→ **Job**:
Identify every line in the entries below that contains the string "STAR", and copy each of those lines. Match the case exactly.

→ **Layout dataset entries**:

● ● ●

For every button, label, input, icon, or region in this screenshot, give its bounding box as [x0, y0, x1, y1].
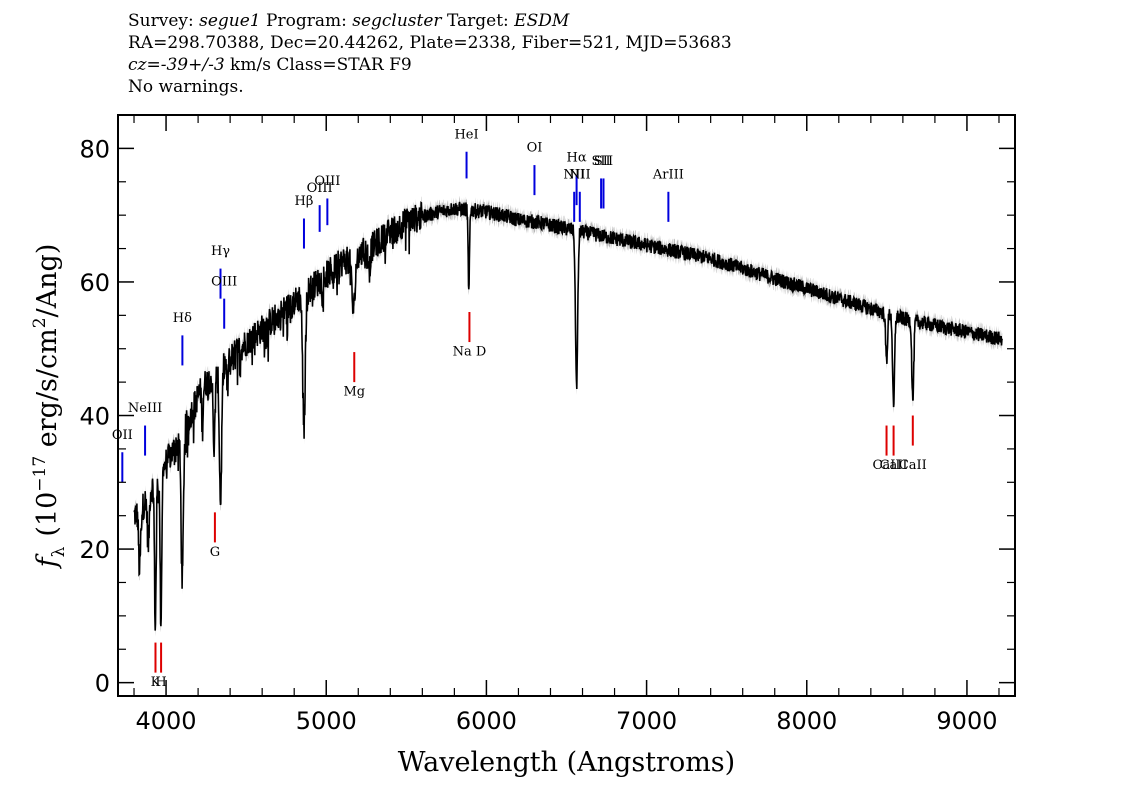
spectrum-series	[133, 201, 1003, 631]
y-axis-close: /Ang)	[32, 244, 63, 318]
emission-line-8: HeI	[454, 127, 479, 179]
emission-line-11: Hα	[567, 151, 587, 206]
x-tick-label: 7000	[616, 707, 677, 735]
emission-line-6: OIII	[307, 181, 333, 232]
y-axis-exp: −17	[30, 456, 50, 492]
absorption-line-0: K	[151, 642, 161, 690]
absorption-line-1: H	[155, 642, 167, 690]
emission-line-label: OIII	[211, 274, 237, 289]
emission-line-label: OIII	[314, 174, 340, 189]
emission-line-label: Hγ	[211, 244, 230, 259]
y-tick-label: 0	[95, 670, 110, 698]
emission-line-label: OII	[112, 428, 133, 443]
y-axis-exp2: 2	[30, 317, 50, 328]
y-axis-lambda: λ	[49, 546, 69, 557]
y-tick-label: 20	[79, 536, 110, 564]
header-line-redshift: cz=-39+/-3 km/s Class=STAR F9	[128, 54, 732, 76]
emission-line-2: Hδ	[173, 311, 192, 366]
absorption-line-5: CaII	[873, 425, 901, 473]
absorption-line-label: Na D	[453, 344, 487, 359]
absorption-line-label: CaII	[899, 458, 927, 473]
emission-line-4: OIII	[211, 274, 237, 329]
x-tick-label: 8000	[776, 707, 837, 735]
spectrum-header: Survey: segue1 Program: segcluster Targe…	[128, 10, 732, 98]
spectrum-line	[133, 201, 1003, 631]
emission-line-label: HeI	[454, 127, 478, 142]
target-label: Target:	[441, 11, 515, 31]
emission-line-13: SII	[592, 154, 611, 209]
emission-line-0: OII	[112, 428, 133, 483]
program-value: segcluster	[352, 11, 442, 31]
cz-value: =-39+/-3	[146, 55, 225, 75]
emission-line-label: Hα	[567, 151, 587, 166]
header-line-survey: Survey: segue1 Program: segcluster Targe…	[128, 10, 732, 32]
absorption-line-3: Mg	[343, 352, 365, 399]
header-line-coordinates: RA=298.70388, Dec=20.44262, Plate=2338, …	[128, 33, 732, 53]
x-axis-title: Wavelength (Angstroms)	[398, 747, 735, 778]
header-line-warnings: No warnings.	[128, 77, 244, 97]
error-band	[134, 195, 1003, 637]
cz-label: cz	[128, 55, 147, 75]
emission-line-label: OI	[527, 141, 543, 156]
y-axis-open: (10	[32, 492, 63, 537]
absorption-line-6: CaII	[880, 425, 908, 473]
emission-line-label: SII	[592, 154, 611, 169]
absorption-line-2: G	[210, 512, 220, 560]
emission-line-10: NII	[563, 167, 585, 222]
y-tick-label: 80	[79, 135, 110, 163]
y-axis-title: fλ (10−17 erg/s/cm2/Ang)	[30, 244, 69, 570]
axis-ticks: 4000 5000 6000 7000 8000 9000 0 20 40 60 80	[79, 115, 1015, 735]
emission-line-12: NII	[569, 167, 591, 222]
class-text: km/s Class=STAR F9	[224, 55, 412, 75]
x-tick-label: 4000	[136, 707, 197, 735]
emission-line-label: NeIII	[128, 401, 162, 416]
x-tick-label: 5000	[296, 707, 357, 735]
y-tick-label: 40	[79, 403, 110, 431]
emission-line-label: NII	[563, 167, 585, 182]
emission-line-9: OI	[527, 141, 543, 196]
absorption-line-label: G	[210, 545, 220, 560]
y-axis-f: f	[32, 553, 63, 569]
absorption-line-label: H	[155, 675, 166, 690]
emission-line-label: Hδ	[173, 311, 192, 326]
emission-line-1: NeIII	[128, 401, 162, 456]
error-band-area	[134, 195, 1003, 637]
x-tick-label: 6000	[456, 707, 517, 735]
x-tick-label: 9000	[936, 707, 997, 735]
emission-line-label: NII	[569, 167, 591, 182]
absorption-line-label: K	[151, 675, 161, 690]
program-label: Program:	[260, 11, 353, 31]
emission-line-label: SII	[594, 154, 613, 169]
absorption-line-4: Na D	[453, 312, 487, 359]
emission-line-15: ArIII	[652, 167, 684, 222]
emission-line-label: ArIII	[652, 167, 684, 182]
absorption-line-label: CaII	[873, 458, 901, 473]
absorption-line-7: CaII	[899, 415, 927, 473]
emission-line-3: Hγ	[211, 244, 230, 299]
absorption-line-label: CaII	[880, 458, 908, 473]
emission-line-5: Hβ	[295, 194, 314, 249]
emission-line-label: Hβ	[295, 194, 314, 209]
emission-line-label: OIII	[307, 181, 333, 196]
survey-label: Survey:	[128, 11, 200, 31]
absorption-line-label: Mg	[343, 384, 365, 399]
emission-line-7: OIII	[314, 174, 340, 226]
y-tick-label: 60	[79, 269, 110, 297]
line-markers: OIINeIIIHδHγOIIIHβOIIIOIIIHeIOINIIHαNIIS…	[112, 127, 927, 690]
target-value: ESDM	[514, 11, 570, 31]
plot-frame	[117, 114, 1016, 697]
survey-value: segue1	[199, 11, 261, 31]
emission-line-14: SII	[594, 154, 613, 209]
y-axis-mid: erg/s/cm	[32, 328, 63, 456]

● ● ●

→ **Answer to this exercise**:
header-line-redshift: cz=-39+/-3 km/s Class=STAR F9	[128, 54, 732, 76]
class-text: km/s Class=STAR F9	[224, 55, 412, 75]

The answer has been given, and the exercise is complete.